* YOUR OBJECTIVE *
Everything in the data should be repeated exactly, save for the images.

==== AVAILABLE DATA ====

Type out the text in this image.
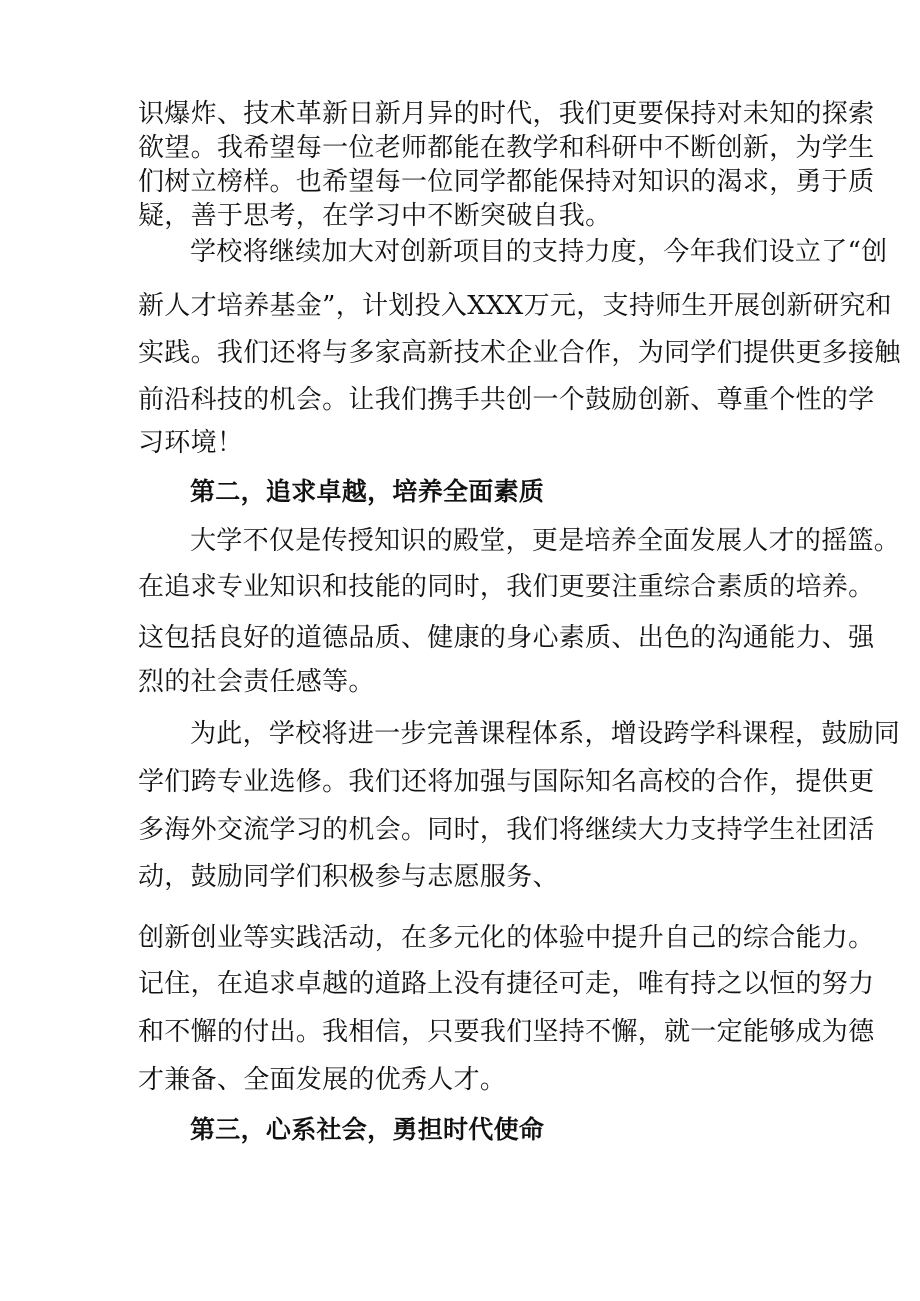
识爆炸、技术革新日新月异的时代，我们更要保持对未知的探索
欲望。我希望每一位老师都能在教学和科研中不断创新，为学生
们树立榜样。也希望每一位同学都能保持对知识的渴求，勇于质
疑，善于思考，在学习中不断突破自我。
学校将继续加大对创新项目的支持力度，今年我们设立了“创
新人才培养基金”，计划投入XXX万元，支持师生开展创新研究和
实践。我们还将与多家高新技术企业合作，为同学们提供更多接触
前沿科技的机会。让我们携手共创一个鼓励创新、尊重个性的学
习环境！
第二，追求卓越，培养全面素质
大学不仅是传授知识的殿堂，更是培养全面发展人才的摇篮。
在追求专业知识和技能的同时，我们更要注重综合素质的培养。
这包括良好的道德品质、健康的身心素质、出色的沟通能力、强
烈的社会责任感等。
为此，学校将进一步完善课程体系，增设跨学科课程，鼓励同
学们跨专业选修。我们还将加强与国际知名高校的合作，提供更
多海外交流学习的机会。同时，我们将继续大力支持学生社团活
动，鼓励同学们积极参与志愿服务、
创新创业等实践活动，在多元化的体验中提升自己的综合能力。
记住，在追求卓越的道路上没有捷径可走，唯有持之以恒的努力
和不懈的付出。我相信，只要我们坚持不懈，就一定能够成为德
才兼备、全面发展的优秀人才。
第三，心系社会，勇担时代使命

====

* RESULT BELOW *
Type out the text in this image.
识爆炸、技术革新日新月异的时代，我们更要保持对未知的探索
欲望。我希望每一位老师都能在教学和科研中不断创新，为学生
们树立榜样。也希望每一位同学都能保持对知识的渴求，勇于质
疑，善于思考，在学习中不断突破自我。
学校将继续加大对创新项目的支持力度，今年我们设立了“创
新人才培养基金”，计划投入XXX万元，支持师生开展创新研究和
实践。我们还将与多家高新技术企业合作，为同学们提供更多接触
前沿科技的机会。让我们携手共创一个鼓励创新、尊重个性的学
习环境！
第二，追求卓越，培养全面素质
大学不仅是传授知识的殿堂，更是培养全面发展人才的摇篮。
在追求专业知识和技能的同时，我们更要注重综合素质的培养。
这包括良好的道德品质、健康的身心素质、出色的沟通能力、强
烈的社会责任感等。
为此，学校将进一步完善课程体系，增设跨学科课程，鼓励同
学们跨专业选修。我们还将加强与国际知名高校的合作，提供更
多海外交流学习的机会。同时，我们将继续大力支持学生社团活
动，鼓励同学们积极参与志愿服务、
创新创业等实践活动，在多元化的体验中提升自己的综合能力。
记住，在追求卓越的道路上没有捷径可走，唯有持之以恒的努力
和不懈的付出。我相信，只要我们坚持不懈，就一定能够成为德
才兼备、全面发展的优秀人才。
第三，心系社会，勇担时代使命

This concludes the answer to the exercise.